(Region and label listings)

#####

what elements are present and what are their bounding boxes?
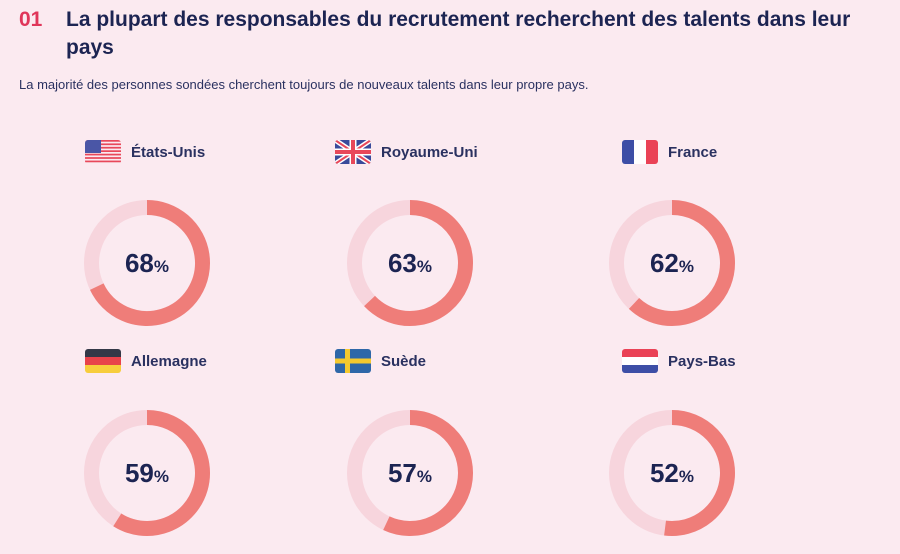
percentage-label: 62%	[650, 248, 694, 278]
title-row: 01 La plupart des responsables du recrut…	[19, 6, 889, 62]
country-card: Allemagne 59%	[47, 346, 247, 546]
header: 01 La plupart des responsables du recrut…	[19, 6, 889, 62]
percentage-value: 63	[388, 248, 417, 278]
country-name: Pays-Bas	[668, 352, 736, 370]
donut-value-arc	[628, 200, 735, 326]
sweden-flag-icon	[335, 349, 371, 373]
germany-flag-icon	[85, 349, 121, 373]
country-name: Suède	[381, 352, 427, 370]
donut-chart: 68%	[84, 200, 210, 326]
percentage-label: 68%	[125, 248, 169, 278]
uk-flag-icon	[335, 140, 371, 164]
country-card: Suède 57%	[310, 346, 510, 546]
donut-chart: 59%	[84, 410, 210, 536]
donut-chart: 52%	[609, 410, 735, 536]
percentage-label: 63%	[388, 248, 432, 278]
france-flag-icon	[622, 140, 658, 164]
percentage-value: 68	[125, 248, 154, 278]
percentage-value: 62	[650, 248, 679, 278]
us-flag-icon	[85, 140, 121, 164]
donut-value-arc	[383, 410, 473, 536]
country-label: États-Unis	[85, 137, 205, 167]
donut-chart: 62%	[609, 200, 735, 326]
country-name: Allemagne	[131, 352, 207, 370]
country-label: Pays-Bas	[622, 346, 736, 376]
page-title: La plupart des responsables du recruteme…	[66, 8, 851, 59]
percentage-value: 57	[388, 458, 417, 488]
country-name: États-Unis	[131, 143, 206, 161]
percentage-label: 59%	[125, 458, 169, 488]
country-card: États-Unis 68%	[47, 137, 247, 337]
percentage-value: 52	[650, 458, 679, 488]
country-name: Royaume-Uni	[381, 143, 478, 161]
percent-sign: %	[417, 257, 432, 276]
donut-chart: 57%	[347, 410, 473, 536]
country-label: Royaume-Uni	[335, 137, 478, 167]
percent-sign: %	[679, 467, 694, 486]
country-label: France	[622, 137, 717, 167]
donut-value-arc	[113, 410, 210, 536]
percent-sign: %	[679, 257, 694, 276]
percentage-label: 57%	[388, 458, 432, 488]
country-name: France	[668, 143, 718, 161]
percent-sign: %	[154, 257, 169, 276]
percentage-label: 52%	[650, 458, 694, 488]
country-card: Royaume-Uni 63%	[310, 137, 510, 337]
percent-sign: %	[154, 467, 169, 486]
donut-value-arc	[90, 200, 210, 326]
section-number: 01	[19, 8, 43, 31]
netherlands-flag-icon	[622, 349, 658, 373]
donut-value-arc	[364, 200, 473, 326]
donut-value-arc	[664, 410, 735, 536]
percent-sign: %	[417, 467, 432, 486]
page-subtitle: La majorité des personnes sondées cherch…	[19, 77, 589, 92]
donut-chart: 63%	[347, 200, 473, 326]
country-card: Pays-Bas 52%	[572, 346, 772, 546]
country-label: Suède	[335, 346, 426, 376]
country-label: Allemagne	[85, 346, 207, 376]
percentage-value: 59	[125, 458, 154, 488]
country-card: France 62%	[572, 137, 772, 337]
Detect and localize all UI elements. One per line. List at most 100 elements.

#####

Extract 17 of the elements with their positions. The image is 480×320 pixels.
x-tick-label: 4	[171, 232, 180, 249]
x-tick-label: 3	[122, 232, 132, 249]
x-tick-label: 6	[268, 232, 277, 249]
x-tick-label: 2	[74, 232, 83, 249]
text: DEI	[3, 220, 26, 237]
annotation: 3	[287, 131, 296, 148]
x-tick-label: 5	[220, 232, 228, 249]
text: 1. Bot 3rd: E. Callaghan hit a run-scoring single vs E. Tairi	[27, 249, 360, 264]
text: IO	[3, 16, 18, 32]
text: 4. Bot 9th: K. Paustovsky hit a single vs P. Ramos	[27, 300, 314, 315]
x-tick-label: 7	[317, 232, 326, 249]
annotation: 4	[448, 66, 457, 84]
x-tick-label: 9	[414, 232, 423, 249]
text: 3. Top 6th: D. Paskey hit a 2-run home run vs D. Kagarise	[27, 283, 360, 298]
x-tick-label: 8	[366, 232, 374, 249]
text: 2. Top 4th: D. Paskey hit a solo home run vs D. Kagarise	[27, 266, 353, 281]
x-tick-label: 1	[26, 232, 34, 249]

#####

_Problem statement:_ Copy word for word the stretch of lines from the one containing "248, 694, 278]" through the one containing "257, 694, 276]", including both of those lines.

_Answer to the problem:_
percentage-label: 62%	[650, 248, 694, 278]
title-row: 01 La plupart des responsables du recrut…	[19, 6, 889, 62]
country-card: Allemagne 59%	[47, 346, 247, 546]
header: 01 La plupart des responsables du recrut…	[19, 6, 889, 62]
percentage-value: 63	[388, 248, 417, 278]
country-name: Pays-Bas	[668, 352, 736, 370]
donut-value-arc	[628, 200, 735, 326]
sweden-flag-icon	[335, 349, 371, 373]
germany-flag-icon	[85, 349, 121, 373]
country-name: Suède	[381, 352, 427, 370]
donut-chart: 68%	[84, 200, 210, 326]
percentage-label: 68%	[125, 248, 169, 278]
uk-flag-icon	[335, 140, 371, 164]
country-card: Suède 57%	[310, 346, 510, 546]
donut-chart: 59%	[84, 410, 210, 536]
donut-chart: 52%	[609, 410, 735, 536]
percentage-label: 63%	[388, 248, 432, 278]
france-flag-icon	[622, 140, 658, 164]
percentage-value: 68	[125, 248, 154, 278]
percentage-value: 62	[650, 248, 679, 278]
us-flag-icon	[85, 140, 121, 164]
donut-value-arc	[383, 410, 473, 536]
country-label: États-Unis	[85, 137, 205, 167]
donut-chart: 62%	[609, 200, 735, 326]
country-name: Allemagne	[131, 352, 207, 370]
country-label: Pays-Bas	[622, 346, 736, 376]
page-title: La plupart des responsables du recruteme…	[66, 8, 851, 59]
percentage-value: 57	[388, 458, 417, 488]
country-name: États-Unis	[131, 143, 206, 161]
percentage-label: 59%	[125, 458, 169, 488]
country-card: États-Unis 68%	[47, 137, 247, 337]
percentage-value: 52	[650, 458, 679, 488]
country-name: Royaume-Uni	[381, 143, 478, 161]
percent-sign: %	[417, 257, 432, 276]
donut-chart: 57%	[347, 410, 473, 536]
country-label: Royaume-Uni	[335, 137, 478, 167]
percent-sign: %	[679, 467, 694, 486]
country-label: France	[622, 137, 717, 167]
donut-value-arc	[113, 410, 210, 536]
percent-sign: %	[679, 257, 694, 276]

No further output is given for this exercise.